> What needs to be done
Below is some material; transcribe all of it exactly.

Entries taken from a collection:

====

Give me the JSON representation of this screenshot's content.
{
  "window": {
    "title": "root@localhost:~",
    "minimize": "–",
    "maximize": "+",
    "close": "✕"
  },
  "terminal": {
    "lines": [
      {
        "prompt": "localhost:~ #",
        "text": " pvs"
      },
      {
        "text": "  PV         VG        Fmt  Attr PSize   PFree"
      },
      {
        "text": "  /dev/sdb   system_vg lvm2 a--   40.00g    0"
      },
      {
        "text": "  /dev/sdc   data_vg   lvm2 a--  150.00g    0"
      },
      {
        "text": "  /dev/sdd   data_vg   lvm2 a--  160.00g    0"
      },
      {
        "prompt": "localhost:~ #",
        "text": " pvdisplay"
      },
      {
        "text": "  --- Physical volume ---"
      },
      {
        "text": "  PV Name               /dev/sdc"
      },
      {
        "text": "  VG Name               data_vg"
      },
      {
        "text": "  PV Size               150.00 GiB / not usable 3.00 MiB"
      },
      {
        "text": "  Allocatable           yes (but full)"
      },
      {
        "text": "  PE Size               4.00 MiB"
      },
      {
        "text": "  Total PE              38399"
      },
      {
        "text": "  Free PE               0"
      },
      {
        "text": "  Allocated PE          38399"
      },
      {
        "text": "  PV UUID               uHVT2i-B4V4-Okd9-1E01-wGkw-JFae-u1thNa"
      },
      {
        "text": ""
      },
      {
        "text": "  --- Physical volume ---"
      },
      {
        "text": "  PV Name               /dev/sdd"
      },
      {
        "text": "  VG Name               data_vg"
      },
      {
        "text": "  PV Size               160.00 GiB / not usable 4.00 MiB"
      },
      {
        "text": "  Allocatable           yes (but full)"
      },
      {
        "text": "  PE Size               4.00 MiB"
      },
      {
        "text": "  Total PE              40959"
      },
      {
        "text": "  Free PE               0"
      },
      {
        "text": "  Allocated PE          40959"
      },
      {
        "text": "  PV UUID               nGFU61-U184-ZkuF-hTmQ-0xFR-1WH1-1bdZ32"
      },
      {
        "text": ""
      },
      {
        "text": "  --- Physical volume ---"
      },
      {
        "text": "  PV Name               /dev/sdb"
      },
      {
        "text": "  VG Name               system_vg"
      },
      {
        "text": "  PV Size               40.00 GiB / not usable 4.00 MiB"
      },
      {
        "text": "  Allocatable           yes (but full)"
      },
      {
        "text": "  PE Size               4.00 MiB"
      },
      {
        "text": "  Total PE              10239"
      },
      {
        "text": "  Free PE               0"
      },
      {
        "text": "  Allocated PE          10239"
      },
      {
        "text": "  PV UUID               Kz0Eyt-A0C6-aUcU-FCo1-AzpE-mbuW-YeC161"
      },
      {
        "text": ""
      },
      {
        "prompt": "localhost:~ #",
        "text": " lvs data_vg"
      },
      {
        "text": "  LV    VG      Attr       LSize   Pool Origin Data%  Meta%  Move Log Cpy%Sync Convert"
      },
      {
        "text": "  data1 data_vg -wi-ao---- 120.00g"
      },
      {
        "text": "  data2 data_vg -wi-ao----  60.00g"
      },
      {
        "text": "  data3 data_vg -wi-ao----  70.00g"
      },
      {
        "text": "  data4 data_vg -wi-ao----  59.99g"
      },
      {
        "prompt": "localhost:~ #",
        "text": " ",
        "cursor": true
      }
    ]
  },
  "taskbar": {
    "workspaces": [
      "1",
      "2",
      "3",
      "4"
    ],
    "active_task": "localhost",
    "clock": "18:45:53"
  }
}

====

> Written answer
Give me the JSON representation of this screenshot's content.
{
  "window": {
    "title": "root@localhost:~",
    "minimize": "–",
    "maximize": "+",
    "close": "✕"
  },
  "terminal": {
    "lines": [
      {
        "prompt": "localhost:~ #",
        "text": " pvs"
      },
      {
        "text": "  PV         VG        Fmt  Attr PSize   PFree"
      },
      {
        "text": "  /dev/sdb   system_vg lvm2 a--   40.00g    0"
      },
      {
        "text": "  /dev/sdc   data_vg   lvm2 a--  150.00g    0"
      },
      {
        "text": "  /dev/sdd   data_vg   lvm2 a--  160.00g    0"
      },
      {
        "prompt": "localhost:~ #",
        "text": " pvdisplay"
      },
      {
        "text": "  --- Physical volume ---"
      },
      {
        "text": "  PV Name               /dev/sdc"
      },
      {
        "text": "  VG Name               data_vg"
      },
      {
        "text": "  PV Size               150.00 GiB / not usable 3.00 MiB"
      },
      {
        "text": "  Allocatable           yes (but full)"
      },
      {
        "text": "  PE Size               4.00 MiB"
      },
      {
        "text": "  Total PE              38399"
      },
      {
        "text": "  Free PE               0"
      },
      {
        "text": "  Allocated PE          38399"
      },
      {
        "text": "  PV UUID               uHVT2i-B4V4-Okd9-1E01-wGkw-JFae-u1thNa"
      },
      {
        "text": ""
      },
      {
        "text": "  --- Physical volume ---"
      },
      {
        "text": "  PV Name               /dev/sdd"
      },
      {
        "text": "  VG Name               data_vg"
      },
      {
        "text": "  PV Size               160.00 GiB / not usable 4.00 MiB"
      },
      {
        "text": "  Allocatable           yes (but full)"
      },
      {
        "text": "  PE Size               4.00 MiB"
      },
      {
        "text": "  Total PE              40959"
      },
      {
        "text": "  Free PE               0"
      },
      {
        "text": "  Allocated PE          40959"
      },
      {
        "text": "  PV UUID               nGFU61-U184-ZkuF-hTmQ-0xFR-1WH1-1bdZ32"
      },
      {
        "text": ""
      },
      {
        "text": "  --- Physical volume ---"
      },
      {
        "text": "  PV Name               /dev/sdb"
      },
      {
        "text": "  VG Name               system_vg"
      },
      {
        "text": "  PV Size               40.00 GiB / not usable 4.00 MiB"
      },
      {
        "text": "  Allocatable           yes (but full)"
      },
      {
        "text": "  PE Size               4.00 MiB"
      },
      {
        "text": "  Total PE              10239"
      },
      {
        "text": "  Free PE               0"
      },
      {
        "text": "  Allocated PE          10239"
      },
      {
        "text": "  PV UUID               Kz0Eyt-A0C6-aUcU-FCo1-AzpE-mbuW-YeC161"
      },
      {
        "text": ""
      },
      {
        "prompt": "localhost:~ #",
        "text": " lvs data_vg"
      },
      {
        "text": "  LV    VG      Attr       LSize   Pool Origin Data%  Meta%  Move Log Cpy%Sync Convert"
      },
      {
        "text": "  data1 data_vg -wi-ao---- 120.00g"
      },
      {
        "text": "  data2 data_vg -wi-ao----  60.00g"
      },
      {
        "text": "  data3 data_vg -wi-ao----  70.00g"
      },
      {
        "text": "  data4 data_vg -wi-ao----  59.99g"
      },
      {
        "prompt": "localhost:~ #",
        "text": " ",
        "cursor": true
      }
    ]
  },
  "taskbar": {
    "workspaces": [
      "1",
      "2",
      "3",
      "4"
    ],
    "active_task": "localhost",
    "clock": "18:45:53"
  }
}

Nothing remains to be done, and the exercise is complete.